"""

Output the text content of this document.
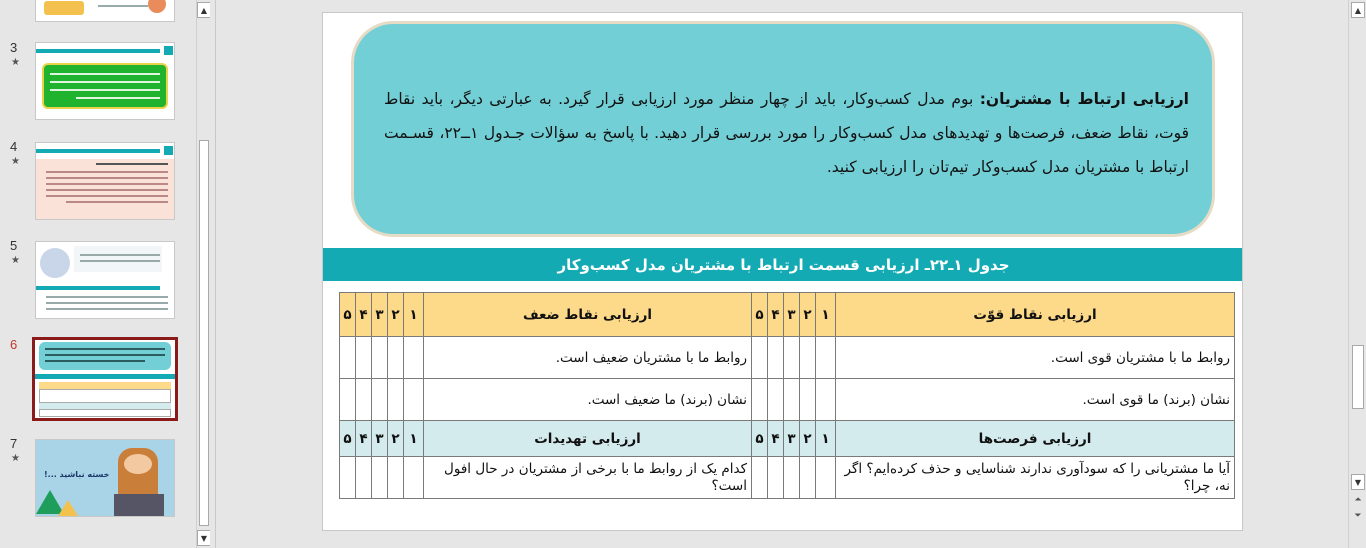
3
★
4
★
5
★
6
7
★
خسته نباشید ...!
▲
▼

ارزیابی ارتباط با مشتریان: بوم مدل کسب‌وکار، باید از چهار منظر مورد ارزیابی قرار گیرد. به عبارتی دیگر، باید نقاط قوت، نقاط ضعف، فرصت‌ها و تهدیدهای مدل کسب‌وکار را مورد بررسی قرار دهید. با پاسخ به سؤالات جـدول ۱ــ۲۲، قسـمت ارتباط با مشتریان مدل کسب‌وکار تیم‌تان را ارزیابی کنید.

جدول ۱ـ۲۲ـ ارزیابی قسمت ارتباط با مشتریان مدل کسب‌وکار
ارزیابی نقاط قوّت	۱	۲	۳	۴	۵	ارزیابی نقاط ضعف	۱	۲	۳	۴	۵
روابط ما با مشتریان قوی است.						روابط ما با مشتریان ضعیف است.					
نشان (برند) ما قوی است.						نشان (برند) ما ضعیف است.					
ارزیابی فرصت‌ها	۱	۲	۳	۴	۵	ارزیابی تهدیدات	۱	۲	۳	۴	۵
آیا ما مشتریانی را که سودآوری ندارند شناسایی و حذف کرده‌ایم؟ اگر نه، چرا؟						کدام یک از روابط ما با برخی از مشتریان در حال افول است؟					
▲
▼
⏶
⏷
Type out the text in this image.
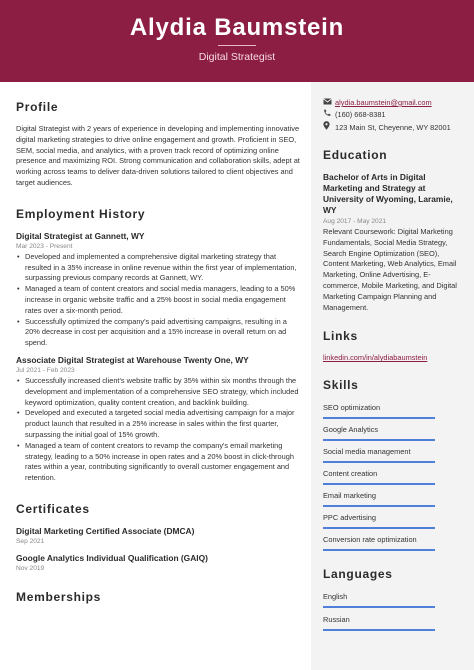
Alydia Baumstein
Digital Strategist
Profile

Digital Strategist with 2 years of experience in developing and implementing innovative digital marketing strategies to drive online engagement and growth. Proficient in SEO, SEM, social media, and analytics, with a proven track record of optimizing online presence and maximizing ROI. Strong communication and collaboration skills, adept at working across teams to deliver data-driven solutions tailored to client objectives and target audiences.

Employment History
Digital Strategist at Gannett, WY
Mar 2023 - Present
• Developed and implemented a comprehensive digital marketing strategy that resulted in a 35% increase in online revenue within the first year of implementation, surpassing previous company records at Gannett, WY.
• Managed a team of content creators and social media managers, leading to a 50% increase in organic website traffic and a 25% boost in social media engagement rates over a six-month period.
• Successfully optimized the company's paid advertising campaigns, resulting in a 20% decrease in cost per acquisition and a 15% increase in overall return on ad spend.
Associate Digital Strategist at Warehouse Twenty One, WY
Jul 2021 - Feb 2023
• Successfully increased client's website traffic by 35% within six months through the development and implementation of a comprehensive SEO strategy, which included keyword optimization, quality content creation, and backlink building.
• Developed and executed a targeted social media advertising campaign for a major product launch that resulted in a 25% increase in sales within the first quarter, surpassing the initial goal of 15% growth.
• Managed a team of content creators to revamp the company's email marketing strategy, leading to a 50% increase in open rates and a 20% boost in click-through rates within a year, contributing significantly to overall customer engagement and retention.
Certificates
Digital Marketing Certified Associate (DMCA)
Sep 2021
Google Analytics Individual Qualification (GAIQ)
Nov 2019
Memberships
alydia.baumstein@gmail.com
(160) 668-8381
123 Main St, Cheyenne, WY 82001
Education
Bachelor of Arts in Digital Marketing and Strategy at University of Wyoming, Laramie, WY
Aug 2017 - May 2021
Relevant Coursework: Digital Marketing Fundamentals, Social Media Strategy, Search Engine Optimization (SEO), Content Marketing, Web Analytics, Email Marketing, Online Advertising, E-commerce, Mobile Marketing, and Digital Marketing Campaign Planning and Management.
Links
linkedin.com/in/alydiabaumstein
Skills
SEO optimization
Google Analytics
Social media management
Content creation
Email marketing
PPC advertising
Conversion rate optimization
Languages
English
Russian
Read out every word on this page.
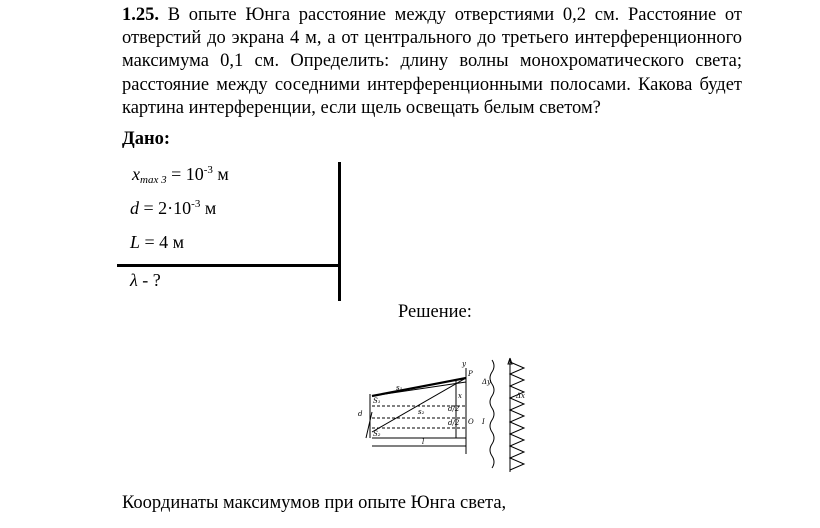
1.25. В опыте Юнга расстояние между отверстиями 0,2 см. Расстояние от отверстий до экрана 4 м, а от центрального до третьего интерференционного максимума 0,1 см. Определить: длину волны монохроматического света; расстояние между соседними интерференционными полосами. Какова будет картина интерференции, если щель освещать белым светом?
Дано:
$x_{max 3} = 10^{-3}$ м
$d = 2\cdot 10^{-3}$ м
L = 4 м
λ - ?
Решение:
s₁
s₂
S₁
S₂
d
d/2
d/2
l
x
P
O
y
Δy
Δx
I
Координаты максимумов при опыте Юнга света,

"""

▶ **PROBLEM TO SOLVE**
Copy every line of the listing where the word "ارزیابی" appears.

▶ **REPLY TO THE TASK**
ارزیابی ارتباط با مشتریان: بوم مدل کسب‌وکار، باید از چهار منظر مورد ارزیابی قرار گیرد. به عبارتی دیگر، باید نقاط قوت، نقاط ضعف، فرصت‌ها و تهدیدهای مدل کسب‌وکار را مورد بررسی قرار دهید. با پاسخ به سؤالات جـدول ۱ــ۲۲، قسـمت ارتباط با مشتریان مدل کسب‌وکار تیم‌تان را ارزیابی کنید.
جدول ۱ـ۲۲ـ ارزیابی قسمت ارتباط با مشتریان مدل کسب‌وکار
ارزیابی نقاط قوّت	۱	۲	۳	۴	۵	ارزیابی نقاط ضعف	۱	۲	۳	۴	۵
ارزیابی فرصت‌ها	۱	۲	۳	۴	۵	ارزیابی تهدیدات	۱	۲	۳	۴	۵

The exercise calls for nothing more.